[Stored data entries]
◇ ◇ ◇ ◇ ◇
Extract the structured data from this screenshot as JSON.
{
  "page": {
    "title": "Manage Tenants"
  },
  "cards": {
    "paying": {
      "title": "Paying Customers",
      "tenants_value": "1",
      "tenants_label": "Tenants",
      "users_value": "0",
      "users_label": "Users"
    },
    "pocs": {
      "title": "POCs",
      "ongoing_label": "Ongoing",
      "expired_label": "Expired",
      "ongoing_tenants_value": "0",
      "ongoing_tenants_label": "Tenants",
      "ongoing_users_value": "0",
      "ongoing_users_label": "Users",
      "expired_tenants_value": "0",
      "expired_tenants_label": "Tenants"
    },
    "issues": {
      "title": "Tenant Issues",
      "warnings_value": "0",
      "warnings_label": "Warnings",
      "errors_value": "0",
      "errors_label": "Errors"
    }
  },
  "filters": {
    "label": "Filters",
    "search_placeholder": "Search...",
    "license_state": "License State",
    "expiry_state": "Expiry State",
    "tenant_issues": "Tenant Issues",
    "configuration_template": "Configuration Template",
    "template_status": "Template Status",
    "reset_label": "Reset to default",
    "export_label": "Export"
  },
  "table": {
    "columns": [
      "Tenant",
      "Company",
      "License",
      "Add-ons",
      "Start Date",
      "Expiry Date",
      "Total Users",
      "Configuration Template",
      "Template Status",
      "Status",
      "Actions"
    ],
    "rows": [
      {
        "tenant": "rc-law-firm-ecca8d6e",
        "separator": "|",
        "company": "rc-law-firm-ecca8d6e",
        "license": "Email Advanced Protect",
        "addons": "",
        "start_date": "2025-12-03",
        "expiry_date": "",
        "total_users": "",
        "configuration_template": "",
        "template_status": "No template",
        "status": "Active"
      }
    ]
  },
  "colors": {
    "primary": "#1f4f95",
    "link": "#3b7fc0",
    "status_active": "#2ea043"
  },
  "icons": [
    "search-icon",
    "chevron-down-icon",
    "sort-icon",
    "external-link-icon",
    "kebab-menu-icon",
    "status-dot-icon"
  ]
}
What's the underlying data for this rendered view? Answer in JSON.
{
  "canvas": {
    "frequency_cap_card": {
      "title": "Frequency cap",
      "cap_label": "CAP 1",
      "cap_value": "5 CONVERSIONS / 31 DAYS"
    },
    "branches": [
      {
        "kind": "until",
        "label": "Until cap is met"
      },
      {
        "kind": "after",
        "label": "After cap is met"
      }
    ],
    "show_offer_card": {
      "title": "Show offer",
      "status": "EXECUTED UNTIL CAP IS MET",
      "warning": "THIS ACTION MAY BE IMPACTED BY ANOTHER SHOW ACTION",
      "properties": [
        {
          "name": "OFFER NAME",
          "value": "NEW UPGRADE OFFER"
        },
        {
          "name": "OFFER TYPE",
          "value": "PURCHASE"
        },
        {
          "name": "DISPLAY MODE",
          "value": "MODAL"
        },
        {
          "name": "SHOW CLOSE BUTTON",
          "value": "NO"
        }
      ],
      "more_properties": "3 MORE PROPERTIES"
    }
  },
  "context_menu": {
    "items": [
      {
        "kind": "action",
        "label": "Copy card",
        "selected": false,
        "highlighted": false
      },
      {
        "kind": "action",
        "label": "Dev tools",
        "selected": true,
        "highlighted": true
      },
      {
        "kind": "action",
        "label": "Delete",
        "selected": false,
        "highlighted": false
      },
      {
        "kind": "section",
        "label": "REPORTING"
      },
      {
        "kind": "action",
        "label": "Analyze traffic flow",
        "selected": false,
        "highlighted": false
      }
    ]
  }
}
◇ ◇ ◇ ◇ ◇
Prompt: Write out every line exactly as it stands.

Final result:
Extract the structured data from this screenshot as JSON.
{
  "page": {
    "title": "Manage Tenants"
  },
  "cards": {
    "paying": {
      "title": "Paying Customers",
      "tenants_value": "1",
      "tenants_label": "Tenants",
      "users_value": "0",
      "users_label": "Users"
    },
    "pocs": {
      "title": "POCs",
      "ongoing_label": "Ongoing",
      "expired_label": "Expired",
      "ongoing_tenants_value": "0",
      "ongoing_tenants_label": "Tenants",
      "ongoing_users_value": "0",
      "ongoing_users_label": "Users",
      "expired_tenants_value": "0",
      "expired_tenants_label": "Tenants"
    },
    "issues": {
      "title": "Tenant Issues",
      "warnings_value": "0",
      "warnings_label": "Warnings",
      "errors_value": "0",
      "errors_label": "Errors"
    }
  },
  "filters": {
    "label": "Filters",
    "search_placeholder": "Search...",
    "license_state": "License State",
    "expiry_state": "Expiry State",
    "tenant_issues": "Tenant Issues",
    "configuration_template": "Configuration Template",
    "template_status": "Template Status",
    "reset_label": "Reset to default",
    "export_label": "Export"
  },
  "table": {
    "columns": [
      "Tenant",
      "Company",
      "License",
      "Add-ons",
      "Start Date",
      "Expiry Date",
      "Total Users",
      "Configuration Template",
      "Template Status",
      "Status",
      "Actions"
    ],
    "rows": [
      {
        "tenant": "rc-law-firm-ecca8d6e",
        "separator": "|",
        "company": "rc-law-firm-ecca8d6e",
        "license": "Email Advanced Protect",
        "addons": "",
        "start_date": "2025-12-03",
        "expiry_date": "",
        "total_users": "",
        "configuration_template": "",
        "template_status": "No template",
        "status": "Active"
      }
    ]
  },
  "colors": {
    "primary": "#1f4f95",
    "link": "#3b7fc0",
    "status_active": "#2ea043"
  },
  "icons": [
    "search-icon",
    "chevron-down-icon",
    "sort-icon",
    "external-link-icon",
    "kebab-menu-icon",
    "status-dot-icon"
  ]
}
What's the underlying data for this rendered view? Answer in JSON.
{
  "canvas": {
    "frequency_cap_card": {
      "title": "Frequency cap",
      "cap_label": "CAP 1",
      "cap_value": "5 CONVERSIONS / 31 DAYS"
    },
    "branches": [
      {
        "kind": "until",
        "label": "Until cap is met"
      },
      {
        "kind": "after",
        "label": "After cap is met"
      }
    ],
    "show_offer_card": {
      "title": "Show offer",
      "status": "EXECUTED UNTIL CAP IS MET",
      "warning": "THIS ACTION MAY BE IMPACTED BY ANOTHER SHOW ACTION",
      "properties": [
        {
          "name": "OFFER NAME",
          "value": "NEW UPGRADE OFFER"
        },
        {
          "name": "OFFER TYPE",
          "value": "PURCHASE"
        },
        {
          "name": "DISPLAY MODE",
          "value": "MODAL"
        },
        {
          "name": "SHOW CLOSE BUTTON",
          "value": "NO"
        }
      ],
      "more_properties": "3 MORE PROPERTIES"
    }
  },
  "context_menu": {
    "items": [
      {
        "kind": "action",
        "label": "Copy card",
        "selected": false,
        "highlighted": false
      },
      {
        "kind": "action",
        "label": "Dev tools",
        "selected": true,
        "highlighted": true
      },
      {
        "kind": "action",
        "label": "Delete",
        "selected": false,
        "highlighted": false
      },
      {
        "kind": "section",
        "label": "REPORTING"
      },
      {
        "kind": "action",
        "label": "Analyze traffic flow",
        "selected": false,
        "highlighted": false
      }
    ]
  }
}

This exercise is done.